WHAT YOU ARE ASKED TO DO
Copy all lines below containing "School".

[Part of a data file]
^^^^^^^^
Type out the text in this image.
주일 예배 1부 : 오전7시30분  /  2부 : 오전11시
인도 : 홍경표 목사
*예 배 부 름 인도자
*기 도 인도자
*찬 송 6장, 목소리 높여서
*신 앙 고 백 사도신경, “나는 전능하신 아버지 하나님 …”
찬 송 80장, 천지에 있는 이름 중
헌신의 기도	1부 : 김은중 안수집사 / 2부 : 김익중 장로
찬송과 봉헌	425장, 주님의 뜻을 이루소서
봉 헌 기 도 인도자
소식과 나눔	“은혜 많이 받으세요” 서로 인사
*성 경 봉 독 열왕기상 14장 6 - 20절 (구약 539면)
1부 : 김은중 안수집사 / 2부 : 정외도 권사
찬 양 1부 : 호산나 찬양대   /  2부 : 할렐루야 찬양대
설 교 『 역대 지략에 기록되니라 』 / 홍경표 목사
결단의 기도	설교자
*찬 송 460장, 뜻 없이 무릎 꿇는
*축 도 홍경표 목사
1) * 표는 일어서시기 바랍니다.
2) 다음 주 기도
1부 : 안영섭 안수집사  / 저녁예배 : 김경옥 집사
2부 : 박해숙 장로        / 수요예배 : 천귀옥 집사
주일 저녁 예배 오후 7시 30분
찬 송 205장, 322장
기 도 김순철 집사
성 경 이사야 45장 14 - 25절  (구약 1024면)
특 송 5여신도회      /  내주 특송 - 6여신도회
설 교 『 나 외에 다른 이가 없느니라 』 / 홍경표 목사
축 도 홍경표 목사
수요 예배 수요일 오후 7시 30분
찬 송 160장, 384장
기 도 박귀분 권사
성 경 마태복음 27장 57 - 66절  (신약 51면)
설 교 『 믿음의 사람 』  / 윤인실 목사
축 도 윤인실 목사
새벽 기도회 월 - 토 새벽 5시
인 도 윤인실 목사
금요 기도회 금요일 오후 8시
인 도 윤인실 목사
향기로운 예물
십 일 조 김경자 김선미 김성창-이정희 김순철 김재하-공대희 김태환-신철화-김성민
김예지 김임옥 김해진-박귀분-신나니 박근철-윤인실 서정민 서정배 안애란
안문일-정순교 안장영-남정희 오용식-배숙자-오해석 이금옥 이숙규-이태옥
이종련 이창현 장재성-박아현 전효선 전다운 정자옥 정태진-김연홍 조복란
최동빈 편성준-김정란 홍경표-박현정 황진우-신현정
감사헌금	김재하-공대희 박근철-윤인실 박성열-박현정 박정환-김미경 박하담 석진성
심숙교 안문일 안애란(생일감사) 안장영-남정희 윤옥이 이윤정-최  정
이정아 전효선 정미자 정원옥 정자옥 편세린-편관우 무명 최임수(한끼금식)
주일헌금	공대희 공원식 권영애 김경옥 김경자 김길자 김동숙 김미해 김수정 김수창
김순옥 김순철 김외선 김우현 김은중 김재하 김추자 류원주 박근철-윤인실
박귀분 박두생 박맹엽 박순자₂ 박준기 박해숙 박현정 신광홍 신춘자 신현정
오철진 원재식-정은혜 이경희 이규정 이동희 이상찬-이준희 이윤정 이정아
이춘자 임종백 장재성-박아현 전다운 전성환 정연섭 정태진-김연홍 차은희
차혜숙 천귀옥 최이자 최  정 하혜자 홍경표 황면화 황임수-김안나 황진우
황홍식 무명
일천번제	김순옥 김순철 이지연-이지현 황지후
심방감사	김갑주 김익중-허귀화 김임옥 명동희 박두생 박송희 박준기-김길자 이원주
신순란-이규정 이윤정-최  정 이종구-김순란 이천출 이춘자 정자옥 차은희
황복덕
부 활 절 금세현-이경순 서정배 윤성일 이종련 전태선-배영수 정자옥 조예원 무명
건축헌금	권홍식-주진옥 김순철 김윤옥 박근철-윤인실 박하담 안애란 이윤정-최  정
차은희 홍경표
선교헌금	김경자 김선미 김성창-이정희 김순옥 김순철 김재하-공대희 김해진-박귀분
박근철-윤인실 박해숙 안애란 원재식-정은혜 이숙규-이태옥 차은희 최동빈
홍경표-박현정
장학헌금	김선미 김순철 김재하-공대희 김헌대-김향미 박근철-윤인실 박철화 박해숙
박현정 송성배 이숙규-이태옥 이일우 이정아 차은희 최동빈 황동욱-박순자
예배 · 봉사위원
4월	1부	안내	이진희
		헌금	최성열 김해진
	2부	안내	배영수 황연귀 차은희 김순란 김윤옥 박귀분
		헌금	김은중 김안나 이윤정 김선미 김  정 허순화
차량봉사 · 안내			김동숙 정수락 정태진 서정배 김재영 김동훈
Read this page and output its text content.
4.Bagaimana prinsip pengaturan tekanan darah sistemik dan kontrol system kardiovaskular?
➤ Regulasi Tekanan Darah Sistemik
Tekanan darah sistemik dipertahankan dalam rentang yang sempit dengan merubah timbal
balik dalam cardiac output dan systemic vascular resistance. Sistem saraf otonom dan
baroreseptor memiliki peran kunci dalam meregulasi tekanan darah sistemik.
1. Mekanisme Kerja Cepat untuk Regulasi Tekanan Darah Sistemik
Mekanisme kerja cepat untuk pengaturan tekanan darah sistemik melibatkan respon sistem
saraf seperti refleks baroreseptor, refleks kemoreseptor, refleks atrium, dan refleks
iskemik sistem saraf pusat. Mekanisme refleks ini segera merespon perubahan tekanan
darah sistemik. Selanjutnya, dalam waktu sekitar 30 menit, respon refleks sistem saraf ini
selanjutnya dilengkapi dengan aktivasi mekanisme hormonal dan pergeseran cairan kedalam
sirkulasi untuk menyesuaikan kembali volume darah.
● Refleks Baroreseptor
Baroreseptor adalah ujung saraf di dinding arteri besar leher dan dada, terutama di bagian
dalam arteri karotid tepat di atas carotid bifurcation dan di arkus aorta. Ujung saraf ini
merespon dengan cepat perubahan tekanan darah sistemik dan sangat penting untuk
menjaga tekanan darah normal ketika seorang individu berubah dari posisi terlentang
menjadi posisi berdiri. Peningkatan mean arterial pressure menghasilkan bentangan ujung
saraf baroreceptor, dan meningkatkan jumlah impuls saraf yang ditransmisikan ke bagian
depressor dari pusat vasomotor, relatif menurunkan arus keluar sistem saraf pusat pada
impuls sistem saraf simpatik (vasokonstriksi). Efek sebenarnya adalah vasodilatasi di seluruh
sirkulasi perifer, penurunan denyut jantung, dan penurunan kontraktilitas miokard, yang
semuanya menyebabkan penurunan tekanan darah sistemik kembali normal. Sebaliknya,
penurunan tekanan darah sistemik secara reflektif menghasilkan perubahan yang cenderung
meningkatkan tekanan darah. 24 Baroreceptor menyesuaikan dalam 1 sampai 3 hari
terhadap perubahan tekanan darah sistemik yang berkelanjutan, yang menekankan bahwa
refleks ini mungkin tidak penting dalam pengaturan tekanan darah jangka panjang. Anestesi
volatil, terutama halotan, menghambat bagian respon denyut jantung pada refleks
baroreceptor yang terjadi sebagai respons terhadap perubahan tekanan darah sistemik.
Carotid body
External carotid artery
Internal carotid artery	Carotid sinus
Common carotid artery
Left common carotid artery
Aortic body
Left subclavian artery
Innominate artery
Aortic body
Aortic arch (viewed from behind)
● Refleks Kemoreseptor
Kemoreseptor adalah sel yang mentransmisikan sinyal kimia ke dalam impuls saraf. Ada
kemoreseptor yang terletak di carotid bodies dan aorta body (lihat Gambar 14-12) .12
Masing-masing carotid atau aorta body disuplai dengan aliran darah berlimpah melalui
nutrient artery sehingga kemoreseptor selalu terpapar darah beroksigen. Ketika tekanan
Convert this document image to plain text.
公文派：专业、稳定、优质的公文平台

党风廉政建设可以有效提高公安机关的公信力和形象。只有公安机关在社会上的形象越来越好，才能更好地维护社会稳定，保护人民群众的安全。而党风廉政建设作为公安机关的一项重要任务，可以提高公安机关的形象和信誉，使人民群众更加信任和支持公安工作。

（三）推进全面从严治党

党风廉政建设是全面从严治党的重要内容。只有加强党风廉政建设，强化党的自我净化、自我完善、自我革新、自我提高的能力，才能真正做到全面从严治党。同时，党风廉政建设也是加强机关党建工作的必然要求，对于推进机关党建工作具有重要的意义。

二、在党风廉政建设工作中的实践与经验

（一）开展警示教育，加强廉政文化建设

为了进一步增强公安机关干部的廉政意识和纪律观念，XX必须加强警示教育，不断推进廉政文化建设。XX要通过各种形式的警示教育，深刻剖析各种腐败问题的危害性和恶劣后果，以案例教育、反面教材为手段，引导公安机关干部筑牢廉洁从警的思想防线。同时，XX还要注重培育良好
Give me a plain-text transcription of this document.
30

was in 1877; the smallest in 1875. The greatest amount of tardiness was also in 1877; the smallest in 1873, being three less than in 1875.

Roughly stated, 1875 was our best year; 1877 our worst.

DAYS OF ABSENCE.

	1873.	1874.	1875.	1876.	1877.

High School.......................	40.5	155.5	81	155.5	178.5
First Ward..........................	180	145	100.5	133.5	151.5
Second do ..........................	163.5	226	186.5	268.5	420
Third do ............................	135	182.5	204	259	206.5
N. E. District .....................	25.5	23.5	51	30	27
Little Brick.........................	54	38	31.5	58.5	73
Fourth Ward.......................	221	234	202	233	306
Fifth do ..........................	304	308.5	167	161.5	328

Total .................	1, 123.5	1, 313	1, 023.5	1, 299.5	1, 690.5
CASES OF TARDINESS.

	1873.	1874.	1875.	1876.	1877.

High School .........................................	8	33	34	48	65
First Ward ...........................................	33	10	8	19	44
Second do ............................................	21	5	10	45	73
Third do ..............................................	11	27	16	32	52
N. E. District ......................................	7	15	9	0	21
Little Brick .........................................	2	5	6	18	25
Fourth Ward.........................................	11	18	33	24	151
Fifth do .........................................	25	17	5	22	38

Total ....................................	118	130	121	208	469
^^^^^^^^
ANSWER
High School.......................	40.5	155.5	81	155.5	178.5
High School .........................................	8	33	34	48	65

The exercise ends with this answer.